Brief:
Set down each record exactly as written.

--- begin Data extract ---

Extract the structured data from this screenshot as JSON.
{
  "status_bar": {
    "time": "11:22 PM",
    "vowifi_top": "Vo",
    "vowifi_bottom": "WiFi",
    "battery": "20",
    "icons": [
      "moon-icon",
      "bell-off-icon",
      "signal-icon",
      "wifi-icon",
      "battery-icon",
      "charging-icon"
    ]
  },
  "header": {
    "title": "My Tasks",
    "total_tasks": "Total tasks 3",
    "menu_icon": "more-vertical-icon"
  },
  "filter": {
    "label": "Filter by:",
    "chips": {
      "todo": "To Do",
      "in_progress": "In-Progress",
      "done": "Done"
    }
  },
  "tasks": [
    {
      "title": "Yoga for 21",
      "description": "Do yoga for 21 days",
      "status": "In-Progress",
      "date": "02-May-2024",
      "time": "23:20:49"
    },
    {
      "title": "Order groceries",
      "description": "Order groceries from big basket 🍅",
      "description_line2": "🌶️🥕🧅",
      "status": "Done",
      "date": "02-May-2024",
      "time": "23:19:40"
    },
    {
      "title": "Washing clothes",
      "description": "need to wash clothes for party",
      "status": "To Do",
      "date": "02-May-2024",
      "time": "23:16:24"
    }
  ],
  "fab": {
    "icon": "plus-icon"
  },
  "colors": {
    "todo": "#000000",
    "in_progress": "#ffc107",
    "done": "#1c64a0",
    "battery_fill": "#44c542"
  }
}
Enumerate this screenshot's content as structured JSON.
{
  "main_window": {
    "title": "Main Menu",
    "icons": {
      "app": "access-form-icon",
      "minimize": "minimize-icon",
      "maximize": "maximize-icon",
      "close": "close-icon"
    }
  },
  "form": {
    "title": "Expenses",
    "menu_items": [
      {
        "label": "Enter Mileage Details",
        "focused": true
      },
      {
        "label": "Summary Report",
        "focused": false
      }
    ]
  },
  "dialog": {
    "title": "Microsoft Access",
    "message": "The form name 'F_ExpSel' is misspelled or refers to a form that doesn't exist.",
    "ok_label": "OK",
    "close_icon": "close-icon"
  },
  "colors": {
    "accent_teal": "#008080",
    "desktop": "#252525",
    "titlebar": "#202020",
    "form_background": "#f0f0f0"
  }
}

--- end Data extract ---

Problem solution:
Extract the structured data from this screenshot as JSON.
{
  "status_bar": {
    "time": "11:22 PM",
    "vowifi_top": "Vo",
    "vowifi_bottom": "WiFi",
    "battery": "20",
    "icons": [
      "moon-icon",
      "bell-off-icon",
      "signal-icon",
      "wifi-icon",
      "battery-icon",
      "charging-icon"
    ]
  },
  "header": {
    "title": "My Tasks",
    "total_tasks": "Total tasks 3",
    "menu_icon": "more-vertical-icon"
  },
  "filter": {
    "label": "Filter by:",
    "chips": {
      "todo": "To Do",
      "in_progress": "In-Progress",
      "done": "Done"
    }
  },
  "tasks": [
    {
      "title": "Yoga for 21",
      "description": "Do yoga for 21 days",
      "status": "In-Progress",
      "date": "02-May-2024",
      "time": "23:20:49"
    },
    {
      "title": "Order groceries",
      "description": "Order groceries from big basket 🍅",
      "description_line2": "🌶️🥕🧅",
      "status": "Done",
      "date": "02-May-2024",
      "time": "23:19:40"
    },
    {
      "title": "Washing clothes",
      "description": "need to wash clothes for party",
      "status": "To Do",
      "date": "02-May-2024",
      "time": "23:16:24"
    }
  ],
  "fab": {
    "icon": "plus-icon"
  },
  "colors": {
    "todo": "#000000",
    "in_progress": "#ffc107",
    "done": "#1c64a0",
    "battery_fill": "#44c542"
  }
}
Enumerate this screenshot's content as structured JSON.
{
  "main_window": {
    "title": "Main Menu",
    "icons": {
      "app": "access-form-icon",
      "minimize": "minimize-icon",
      "maximize": "maximize-icon",
      "close": "close-icon"
    }
  },
  "form": {
    "title": "Expenses",
    "menu_items": [
      {
        "label": "Enter Mileage Details",
        "focused": true
      },
      {
        "label": "Summary Report",
        "focused": false
      }
    ]
  },
  "dialog": {
    "title": "Microsoft Access",
    "message": "The form name 'F_ExpSel' is misspelled or refers to a form that doesn't exist.",
    "ok_label": "OK",
    "close_icon": "close-icon"
  },
  "colors": {
    "accent_teal": "#008080",
    "desktop": "#252525",
    "titlebar": "#202020",
    "form_background": "#f0f0f0"
  }
}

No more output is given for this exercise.